### Entries taken from a collection
________________________

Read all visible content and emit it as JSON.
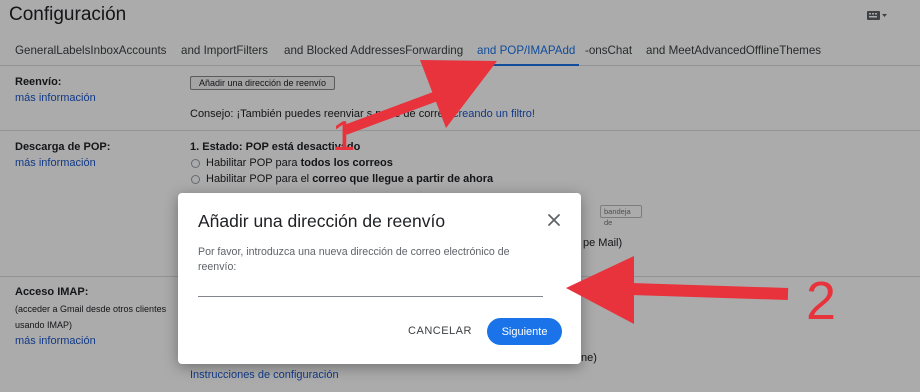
{
  "page": {
    "title": "Configuración",
    "keyboard_icon": "keyboard-icon"
  },
  "tabs": [
    {
      "label": "General"
    },
    {
      "label": "Labels"
    },
    {
      "label": "Inbox"
    },
    {
      "label": "Accounts and Import"
    },
    {
      "label": "Filters and Blocked Addresses"
    },
    {
      "label": "Forwarding and POP/IMAP",
      "active": true
    },
    {
      "label": "Add-ons"
    },
    {
      "label": "Chat and Meet"
    },
    {
      "label": "Advanced"
    },
    {
      "label": "Offline"
    },
    {
      "label": "Themes"
    }
  ],
  "tabs_rendered": [
    "GeneralLabelsInboxAccounts",
    "and ImportFilters",
    "and Blocked AddressesForwarding",
    "and POP/IMAPAdd",
    "-onsChat",
    "and MeetAdvancedOfflineThemes"
  ],
  "forwarding": {
    "label": "Reenvío:",
    "more_info": "más información",
    "add_button": "Añadir una dirección de reenvío",
    "tip_prefix": "Consejo: ¡También puedes reenviar s",
    "tip_mid": "parte de",
    "tip_mid2": "correo",
    "tip_link": "creando un filtro!"
  },
  "pop": {
    "label": "Descarga de POP:",
    "more_info": "más información",
    "status_prefix": "1. Estado: ",
    "status_value": "POP está desactivado",
    "option1_prefix": "Habilitar POP para ",
    "option1_bold": "todos los correos",
    "option2_prefix": "Habilitar POP para el ",
    "option2_bold": "correo que llegue a partir de ahora",
    "partial_select": "bandeja de",
    "partial_text": "pe Mail)"
  },
  "imap": {
    "label": "Acceso IMAP:",
    "desc_line1": "(acceder a Gmail desde otros clientes",
    "desc_line2": "usando IMAP)",
    "more_info": "más información",
    "partial_text": "ne)",
    "instructions_link": "Instrucciones de configuración"
  },
  "dialog": {
    "title": "Añadir una dirección de reenvío",
    "prompt": "Por favor, introduzca una nueva dirección de correo electrónico de reenvío:",
    "input_value": "",
    "input_placeholder": "",
    "cancel_label": "CANCELAR",
    "next_label": "Siguiente",
    "close_icon": "close-icon"
  },
  "annotations": {
    "number1": "1",
    "number2": "2",
    "color": "#e8323c"
  },
  "colors": {
    "accent": "#1a73e8",
    "link": "#1a56c9",
    "scrim": "rgba(0,0,0,0.33)"
  }
}
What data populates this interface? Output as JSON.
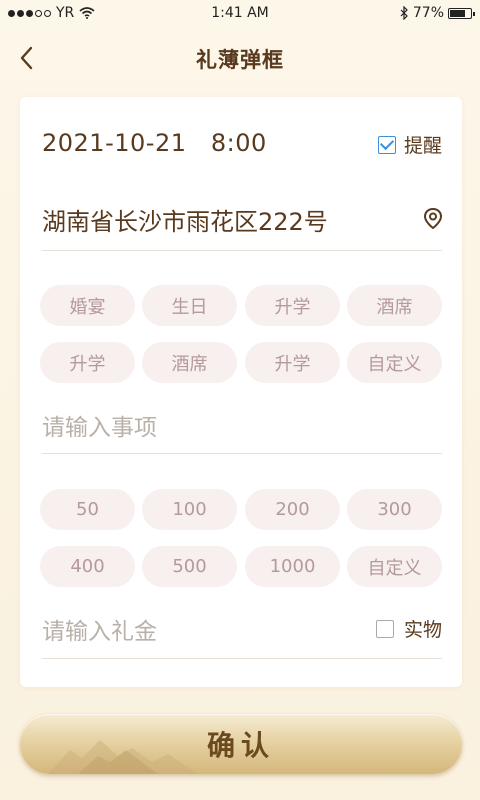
{
  "status": {
    "carrier": "YR",
    "time": "1:41 AM",
    "battery": "77%",
    "signal_bars": 3,
    "signal_total": 5,
    "battery_level": 0.77
  },
  "nav": {
    "title": "礼薄弹框",
    "back_icon": "chevron-left-icon"
  },
  "form": {
    "date": "2021-10-21",
    "time": "8:00",
    "remind_label": "提醒",
    "remind_checked": true,
    "address": "湖南省长沙市雨花区222号",
    "location_icon": "location-pin-icon",
    "event_tags": [
      "婚宴",
      "生日",
      "升学",
      "酒席",
      "升学",
      "酒席",
      "升学",
      "自定义"
    ],
    "event_placeholder": "请输入事项",
    "amount_tags": [
      "50",
      "100",
      "200",
      "300",
      "400",
      "500",
      "1000",
      "自定义"
    ],
    "amount_placeholder": "请输入礼金",
    "physical_label": "实物",
    "physical_checked": false
  },
  "confirm_label": "确认",
  "colors": {
    "text_brown": "#5a3a1e",
    "chip_bg": "#f8efef",
    "chip_text": "#b59a9a",
    "checkbox_blue": "#3d8fe0",
    "gold": "#d4b77c"
  }
}
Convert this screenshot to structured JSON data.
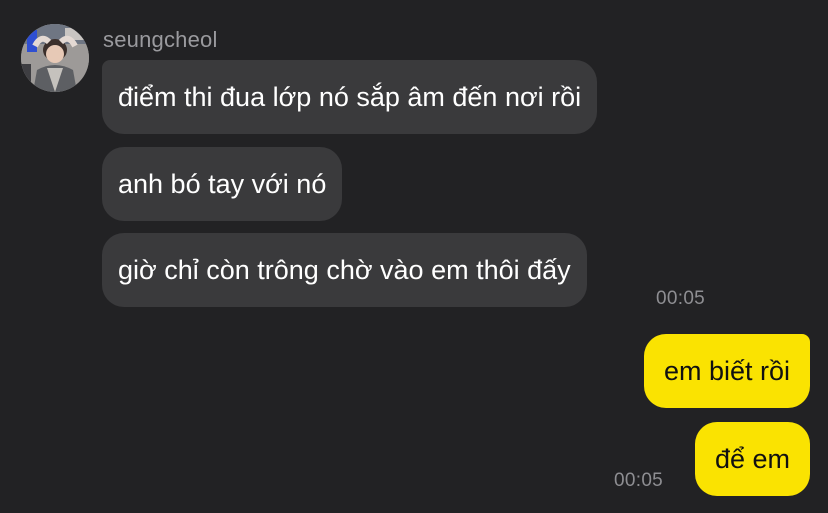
{
  "colors": {
    "background": "#222224",
    "incoming_bubble": "#3a3a3c",
    "outgoing_bubble": "#fae301",
    "timestamp": "#8e8e92"
  },
  "sender": {
    "name": "seungcheol",
    "avatar_icon": "profile-photo"
  },
  "incoming_messages": [
    {
      "text": "điểm thi đua lớp nó sắp âm đến nơi rồi"
    },
    {
      "text": "anh bó tay với nó"
    },
    {
      "text": "giờ chỉ còn trông chờ vào em thôi đấy"
    }
  ],
  "incoming_time": "00:05",
  "outgoing_messages": [
    {
      "text": "em biết rồi"
    },
    {
      "text": "để em"
    }
  ],
  "outgoing_time": "00:05"
}
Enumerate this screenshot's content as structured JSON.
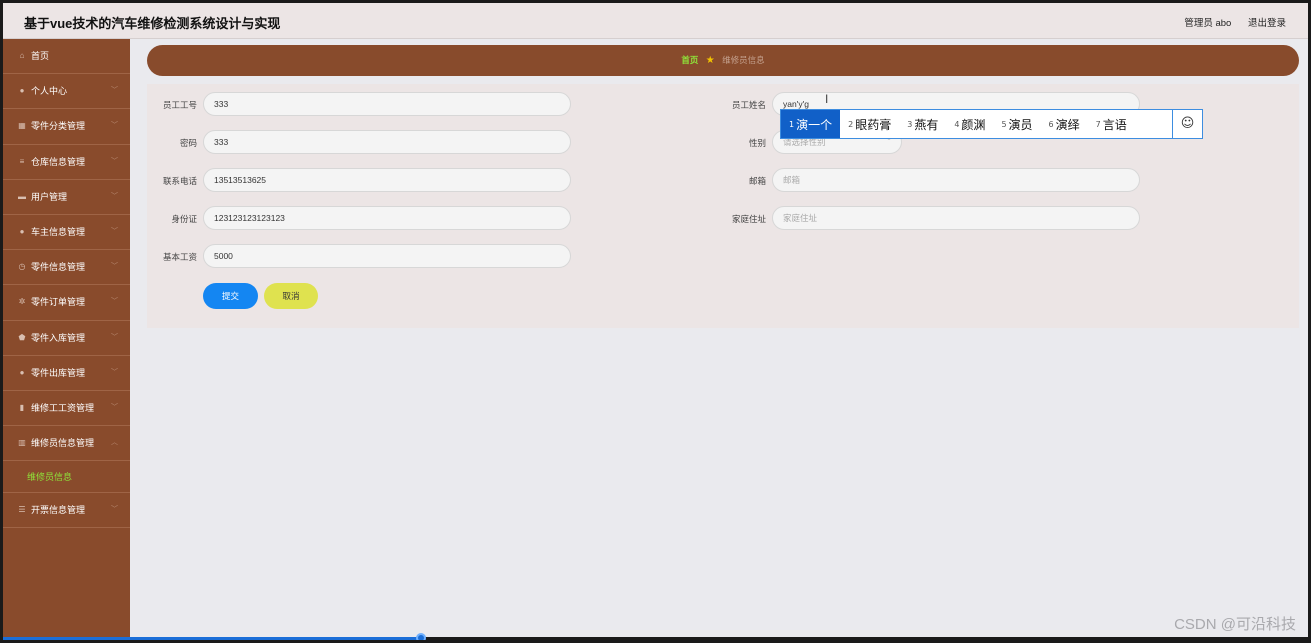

________________________

### What is expected
Reproduce each line of the records exactly, and omit every picture.

### Reply to the task
Read all visible content and emit it as JSON.
{
  "page": {
    "title": "Configuración",
    "keyboard_icon": "keyboard-icon"
  },
  "tabs": [
    {
      "label": "General"
    },
    {
      "label": "Labels"
    },
    {
      "label": "Inbox"
    },
    {
      "label": "Accounts and Import"
    },
    {
      "label": "Filters and Blocked Addresses"
    },
    {
      "label": "Forwarding and POP/IMAP",
      "active": true
    },
    {
      "label": "Add-ons"
    },
    {
      "label": "Chat and Meet"
    },
    {
      "label": "Advanced"
    },
    {
      "label": "Offline"
    },
    {
      "label": "Themes"
    }
  ],
  "tabs_rendered": [
    "GeneralLabelsInboxAccounts",
    "and ImportFilters",
    "and Blocked AddressesForwarding",
    "and POP/IMAPAdd",
    "-onsChat",
    "and MeetAdvancedOfflineThemes"
  ],
  "forwarding": {
    "label": "Reenvío:",
    "more_info": "más información",
    "add_button": "Añadir una dirección de reenvío",
    "tip_prefix": "Consejo: ¡También puedes reenviar s",
    "tip_mid": "parte de",
    "tip_mid2": "correo",
    "tip_link": "creando un filtro!"
  },
  "pop": {
    "label": "Descarga de POP:",
    "more_info": "más información",
    "status_prefix": "1. Estado: ",
    "status_value": "POP está desactivado",
    "option1_prefix": "Habilitar POP para ",
    "option1_bold": "todos los correos",
    "option2_prefix": "Habilitar POP para el ",
    "option2_bold": "correo que llegue a partir de ahora",
    "partial_select": "bandeja de",
    "partial_text": "pe Mail)"
  },
  "imap": {
    "label": "Acceso IMAP:",
    "desc_line1": "(acceder a Gmail desde otros clientes",
    "desc_line2": "usando IMAP)",
    "more_info": "más información",
    "partial_text": "ne)",
    "instructions_link": "Instrucciones de configuración"
  },
  "dialog": {
    "title": "Añadir una dirección de reenvío",
    "prompt": "Por favor, introduzca una nueva dirección de correo electrónico de reenvío:",
    "input_value": "",
    "input_placeholder": "",
    "cancel_label": "CANCELAR",
    "next_label": "Siguiente",
    "close_icon": "close-icon"
  },
  "annotations": {
    "number1": "1",
    "number2": "2",
    "color": "#e8323c"
  },
  "colors": {
    "accent": "#1a73e8",
    "link": "#1a56c9",
    "scrim": "rgba(0,0,0,0.33)"
  }
}
What data populates this interface? Output as JSON.
{
  "status": {
    "carrier": "YR",
    "time": "1:41 AM",
    "battery": "77%",
    "signal_bars": 3,
    "signal_total": 5,
    "battery_level": 0.77
  },
  "nav": {
    "title": "礼薄弹框",
    "back_icon": "chevron-left-icon"
  },
  "form": {
    "date": "2021-10-21",
    "time": "8:00",
    "remind_label": "提醒",
    "remind_checked": true,
    "address": "湖南省长沙市雨花区222号",
    "location_icon": "location-pin-icon",
    "event_tags": [
      "婚宴",
      "生日",
      "升学",
      "酒席",
      "升学",
      "酒席",
      "升学",
      "自定义"
    ],
    "event_placeholder": "请输入事项",
    "amount_tags": [
      "50",
      "100",
      "200",
      "300",
      "400",
      "500",
      "1000",
      "自定义"
    ],
    "amount_placeholder": "请输入礼金",
    "physical_label": "实物",
    "physical_checked": false
  },
  "confirm_label": "确认",
  "colors": {
    "text_brown": "#5a3a1e",
    "chip_bg": "#f8efef",
    "chip_text": "#b59a9a",
    "checkbox_blue": "#3d8fe0",
    "gold": "#d4b77c"
  }
}
Convert this screenshot to structured JSON data.
{
  "colors": {
    "background": "#222224",
    "incoming_bubble": "#3a3a3c",
    "outgoing_bubble": "#fae301",
    "timestamp": "#8e8e92"
  },
  "sender": {
    "name": "seungcheol",
    "avatar_icon": "profile-photo"
  },
  "incoming_messages": [
    {
      "text": "điểm thi đua lớp nó sắp âm đến nơi rồi"
    },
    {
      "text": "anh bó tay với nó"
    },
    {
      "text": "giờ chỉ còn trông chờ vào em thôi đấy"
    }
  ],
  "incoming_time": "00:05",
  "outgoing_messages": [
    {
      "text": "em biết rồi"
    },
    {
      "text": "để em"
    }
  ],
  "outgoing_time": "00:05"
}
Enumerate this screenshot's content as structured JSON.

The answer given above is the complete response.